*** Information provided
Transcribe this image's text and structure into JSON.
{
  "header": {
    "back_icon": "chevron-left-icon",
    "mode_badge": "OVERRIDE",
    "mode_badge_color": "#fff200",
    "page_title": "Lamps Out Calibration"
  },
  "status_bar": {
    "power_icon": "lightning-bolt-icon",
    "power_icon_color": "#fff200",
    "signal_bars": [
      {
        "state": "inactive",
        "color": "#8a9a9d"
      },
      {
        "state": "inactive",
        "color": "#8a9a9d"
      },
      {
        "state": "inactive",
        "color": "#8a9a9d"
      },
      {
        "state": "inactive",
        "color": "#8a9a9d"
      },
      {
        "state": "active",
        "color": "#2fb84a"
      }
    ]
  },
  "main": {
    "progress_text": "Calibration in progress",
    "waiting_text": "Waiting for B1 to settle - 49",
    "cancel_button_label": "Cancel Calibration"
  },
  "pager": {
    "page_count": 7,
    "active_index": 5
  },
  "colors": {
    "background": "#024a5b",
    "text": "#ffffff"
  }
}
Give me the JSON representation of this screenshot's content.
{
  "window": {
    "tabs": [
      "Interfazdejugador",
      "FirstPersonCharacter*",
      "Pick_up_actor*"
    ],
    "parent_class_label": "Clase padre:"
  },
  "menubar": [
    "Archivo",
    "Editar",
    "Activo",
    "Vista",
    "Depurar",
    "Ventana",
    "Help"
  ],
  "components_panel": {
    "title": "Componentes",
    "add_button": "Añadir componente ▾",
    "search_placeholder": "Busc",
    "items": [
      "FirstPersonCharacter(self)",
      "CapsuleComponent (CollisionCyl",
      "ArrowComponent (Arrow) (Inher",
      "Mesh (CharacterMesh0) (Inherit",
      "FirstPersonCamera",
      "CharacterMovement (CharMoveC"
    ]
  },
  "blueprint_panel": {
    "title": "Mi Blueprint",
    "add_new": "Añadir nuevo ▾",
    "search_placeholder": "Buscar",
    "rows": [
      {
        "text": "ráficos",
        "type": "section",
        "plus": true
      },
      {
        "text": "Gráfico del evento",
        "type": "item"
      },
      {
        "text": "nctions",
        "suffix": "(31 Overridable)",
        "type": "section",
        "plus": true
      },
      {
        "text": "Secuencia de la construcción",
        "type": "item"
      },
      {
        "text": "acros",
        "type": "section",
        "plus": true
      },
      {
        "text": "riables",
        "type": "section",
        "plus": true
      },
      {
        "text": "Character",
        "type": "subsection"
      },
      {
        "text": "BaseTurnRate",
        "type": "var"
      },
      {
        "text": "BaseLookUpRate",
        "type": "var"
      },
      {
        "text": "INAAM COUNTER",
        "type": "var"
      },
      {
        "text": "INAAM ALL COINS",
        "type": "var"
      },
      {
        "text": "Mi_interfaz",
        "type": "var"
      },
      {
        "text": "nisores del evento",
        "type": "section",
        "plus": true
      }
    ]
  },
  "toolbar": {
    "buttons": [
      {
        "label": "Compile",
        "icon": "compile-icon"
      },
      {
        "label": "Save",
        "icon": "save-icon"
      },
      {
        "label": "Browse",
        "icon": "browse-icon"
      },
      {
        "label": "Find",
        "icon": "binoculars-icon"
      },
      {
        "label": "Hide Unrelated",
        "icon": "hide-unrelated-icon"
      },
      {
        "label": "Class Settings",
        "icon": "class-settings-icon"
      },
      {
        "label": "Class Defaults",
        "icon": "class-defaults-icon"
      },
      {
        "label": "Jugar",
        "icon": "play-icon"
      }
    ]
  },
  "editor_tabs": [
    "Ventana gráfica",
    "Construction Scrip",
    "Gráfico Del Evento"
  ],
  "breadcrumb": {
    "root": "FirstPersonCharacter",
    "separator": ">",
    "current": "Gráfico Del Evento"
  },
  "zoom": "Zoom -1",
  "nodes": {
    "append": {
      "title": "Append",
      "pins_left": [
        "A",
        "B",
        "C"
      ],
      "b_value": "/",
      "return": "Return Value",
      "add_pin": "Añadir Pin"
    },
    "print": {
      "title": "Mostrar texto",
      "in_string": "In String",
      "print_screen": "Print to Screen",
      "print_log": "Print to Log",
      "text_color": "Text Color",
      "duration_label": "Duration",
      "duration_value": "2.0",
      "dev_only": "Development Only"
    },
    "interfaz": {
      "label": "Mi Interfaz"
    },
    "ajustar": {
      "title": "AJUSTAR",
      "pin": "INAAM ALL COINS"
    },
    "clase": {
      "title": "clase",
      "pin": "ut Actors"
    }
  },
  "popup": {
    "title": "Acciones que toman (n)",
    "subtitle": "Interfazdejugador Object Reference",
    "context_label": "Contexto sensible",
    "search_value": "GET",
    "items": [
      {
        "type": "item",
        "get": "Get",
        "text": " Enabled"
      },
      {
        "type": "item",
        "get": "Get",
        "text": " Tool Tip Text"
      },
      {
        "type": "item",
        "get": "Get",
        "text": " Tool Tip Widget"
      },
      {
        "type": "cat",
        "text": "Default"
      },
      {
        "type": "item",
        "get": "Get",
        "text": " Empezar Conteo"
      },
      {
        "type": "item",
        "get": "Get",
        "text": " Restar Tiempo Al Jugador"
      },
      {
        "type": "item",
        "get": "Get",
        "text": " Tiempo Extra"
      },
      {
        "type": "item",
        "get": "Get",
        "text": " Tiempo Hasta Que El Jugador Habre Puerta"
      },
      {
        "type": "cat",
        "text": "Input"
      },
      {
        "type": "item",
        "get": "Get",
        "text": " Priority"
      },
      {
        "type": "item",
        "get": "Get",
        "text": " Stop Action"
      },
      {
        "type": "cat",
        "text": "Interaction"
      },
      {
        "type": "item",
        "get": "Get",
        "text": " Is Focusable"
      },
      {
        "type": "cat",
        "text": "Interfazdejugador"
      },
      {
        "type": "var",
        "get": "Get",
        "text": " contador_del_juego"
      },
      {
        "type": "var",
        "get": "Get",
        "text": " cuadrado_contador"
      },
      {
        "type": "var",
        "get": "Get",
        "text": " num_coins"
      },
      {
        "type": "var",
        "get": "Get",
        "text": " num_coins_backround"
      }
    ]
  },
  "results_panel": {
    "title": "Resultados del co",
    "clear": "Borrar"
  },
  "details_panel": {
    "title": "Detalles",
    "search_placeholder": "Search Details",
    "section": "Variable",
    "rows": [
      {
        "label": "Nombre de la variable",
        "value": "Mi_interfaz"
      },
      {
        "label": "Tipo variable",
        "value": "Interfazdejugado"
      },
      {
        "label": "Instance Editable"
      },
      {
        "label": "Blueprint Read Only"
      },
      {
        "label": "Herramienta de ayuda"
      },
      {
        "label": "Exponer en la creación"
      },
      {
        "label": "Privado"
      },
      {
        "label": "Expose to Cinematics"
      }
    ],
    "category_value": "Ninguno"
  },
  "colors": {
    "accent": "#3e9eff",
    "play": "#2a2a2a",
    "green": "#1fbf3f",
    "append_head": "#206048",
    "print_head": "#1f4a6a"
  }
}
******
Instruction
Collect each line containing the string "INAAM".

Result
        "text": "INAAM COUNTER",
        "text": "INAAM ALL COINS",
      "pin": "INAAM ALL COINS"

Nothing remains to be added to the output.